▸ What needs to be done: Exclude all pictures, then copy each of the records exactly as written.

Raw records
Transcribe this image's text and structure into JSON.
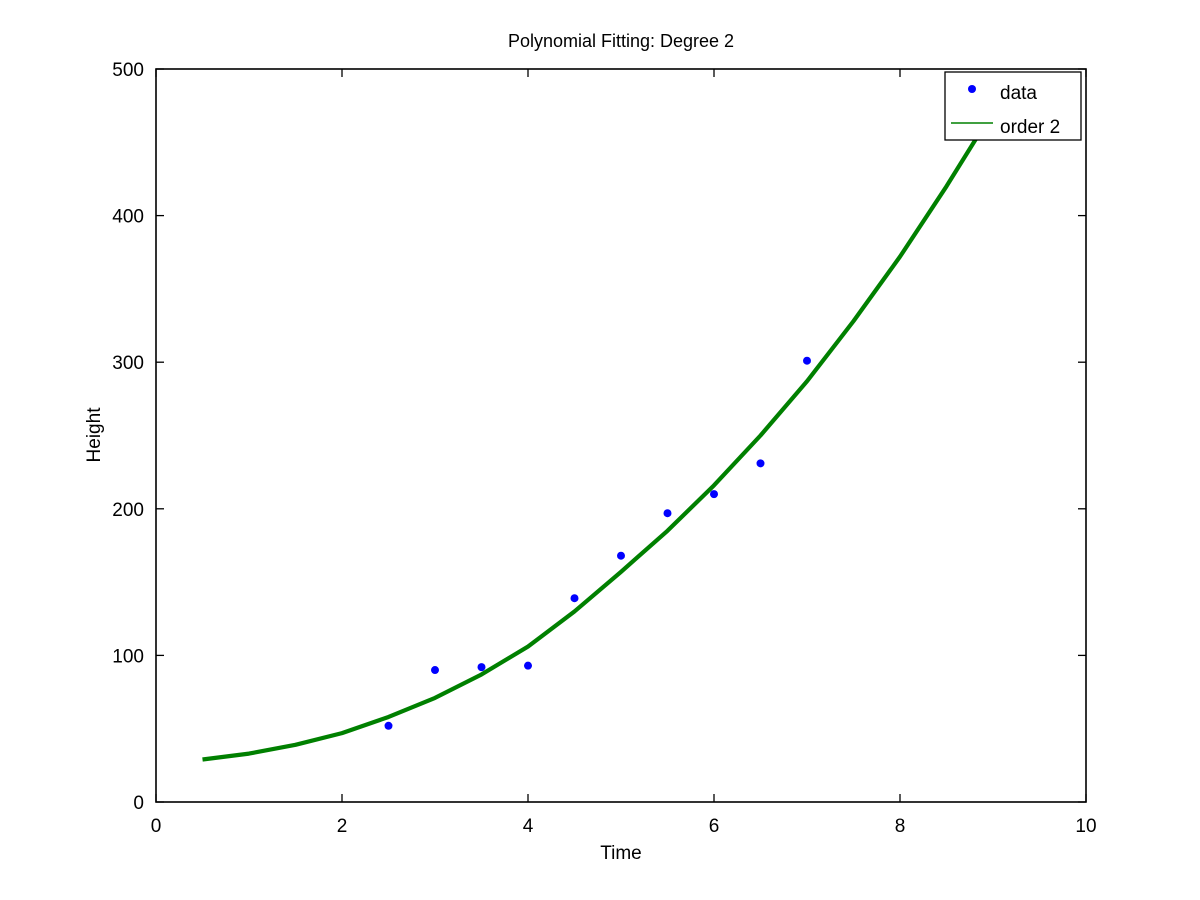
{
  "chart_data": {
    "type": "scatter",
    "title": "Polynomial Fitting: Degree 2",
    "xlabel": "Time",
    "ylabel": "Height",
    "xlim": [
      0,
      10
    ],
    "ylim": [
      0,
      500
    ],
    "xticks": [
      0,
      2,
      4,
      6,
      8,
      10
    ],
    "yticks": [
      0,
      100,
      200,
      300,
      400,
      500
    ],
    "xtick_labels": [
      "0",
      "2",
      "4",
      "6",
      "8",
      "10"
    ],
    "ytick_labels": [
      "0",
      "100",
      "200",
      "300",
      "400",
      "500"
    ],
    "grid": false,
    "legend_position": "top-right",
    "series": [
      {
        "name": "data",
        "kind": "points",
        "color": "#0000ff",
        "points": [
          {
            "x": 2.5,
            "y": 52
          },
          {
            "x": 3.0,
            "y": 90
          },
          {
            "x": 3.5,
            "y": 92
          },
          {
            "x": 4.0,
            "y": 93
          },
          {
            "x": 4.5,
            "y": 139
          },
          {
            "x": 5.0,
            "y": 168
          },
          {
            "x": 5.5,
            "y": 197
          },
          {
            "x": 6.0,
            "y": 210
          },
          {
            "x": 6.5,
            "y": 231
          },
          {
            "x": 7.0,
            "y": 301
          }
        ]
      },
      {
        "name": "order 2",
        "kind": "line",
        "color": "#008000",
        "points": [
          {
            "x": 0.5,
            "y": 29
          },
          {
            "x": 1.0,
            "y": 33
          },
          {
            "x": 1.5,
            "y": 39
          },
          {
            "x": 2.0,
            "y": 47
          },
          {
            "x": 2.5,
            "y": 58
          },
          {
            "x": 3.0,
            "y": 71
          },
          {
            "x": 3.5,
            "y": 87
          },
          {
            "x": 4.0,
            "y": 106
          },
          {
            "x": 4.5,
            "y": 130
          },
          {
            "x": 5.0,
            "y": 157
          },
          {
            "x": 5.5,
            "y": 185
          },
          {
            "x": 6.0,
            "y": 216
          },
          {
            "x": 6.5,
            "y": 250
          },
          {
            "x": 7.0,
            "y": 287
          },
          {
            "x": 7.5,
            "y": 328
          },
          {
            "x": 8.0,
            "y": 372
          },
          {
            "x": 8.5,
            "y": 420
          },
          {
            "x": 9.0,
            "y": 471
          },
          {
            "x": 9.2,
            "y": 492
          }
        ]
      }
    ]
  }
}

▸ Response to this task:
Transcribe this image's text and structure into JSON.
{
  "chart_data": {
    "type": "scatter",
    "title": "Polynomial Fitting: Degree 2",
    "xlabel": "Time",
    "ylabel": "Height",
    "xlim": [
      0,
      10
    ],
    "ylim": [
      0,
      500
    ],
    "xticks": [
      0,
      2,
      4,
      6,
      8,
      10
    ],
    "yticks": [
      0,
      100,
      200,
      300,
      400,
      500
    ],
    "xtick_labels": [
      "0",
      "2",
      "4",
      "6",
      "8",
      "10"
    ],
    "ytick_labels": [
      "0",
      "100",
      "200",
      "300",
      "400",
      "500"
    ],
    "grid": false,
    "legend_position": "top-right",
    "series": [
      {
        "name": "data",
        "kind": "points",
        "color": "#0000ff",
        "points": [
          {
            "x": 2.5,
            "y": 52
          },
          {
            "x": 3.0,
            "y": 90
          },
          {
            "x": 3.5,
            "y": 92
          },
          {
            "x": 4.0,
            "y": 93
          },
          {
            "x": 4.5,
            "y": 139
          },
          {
            "x": 5.0,
            "y": 168
          },
          {
            "x": 5.5,
            "y": 197
          },
          {
            "x": 6.0,
            "y": 210
          },
          {
            "x": 6.5,
            "y": 231
          },
          {
            "x": 7.0,
            "y": 301
          }
        ]
      },
      {
        "name": "order 2",
        "kind": "line",
        "color": "#008000",
        "points": [
          {
            "x": 0.5,
            "y": 29
          },
          {
            "x": 1.0,
            "y": 33
          },
          {
            "x": 1.5,
            "y": 39
          },
          {
            "x": 2.0,
            "y": 47
          },
          {
            "x": 2.5,
            "y": 58
          },
          {
            "x": 3.0,
            "y": 71
          },
          {
            "x": 3.5,
            "y": 87
          },
          {
            "x": 4.0,
            "y": 106
          },
          {
            "x": 4.5,
            "y": 130
          },
          {
            "x": 5.0,
            "y": 157
          },
          {
            "x": 5.5,
            "y": 185
          },
          {
            "x": 6.0,
            "y": 216
          },
          {
            "x": 6.5,
            "y": 250
          },
          {
            "x": 7.0,
            "y": 287
          },
          {
            "x": 7.5,
            "y": 328
          },
          {
            "x": 8.0,
            "y": 372
          },
          {
            "x": 8.5,
            "y": 420
          },
          {
            "x": 9.0,
            "y": 471
          },
          {
            "x": 9.2,
            "y": 492
          }
        ]
      }
    ]
  }
}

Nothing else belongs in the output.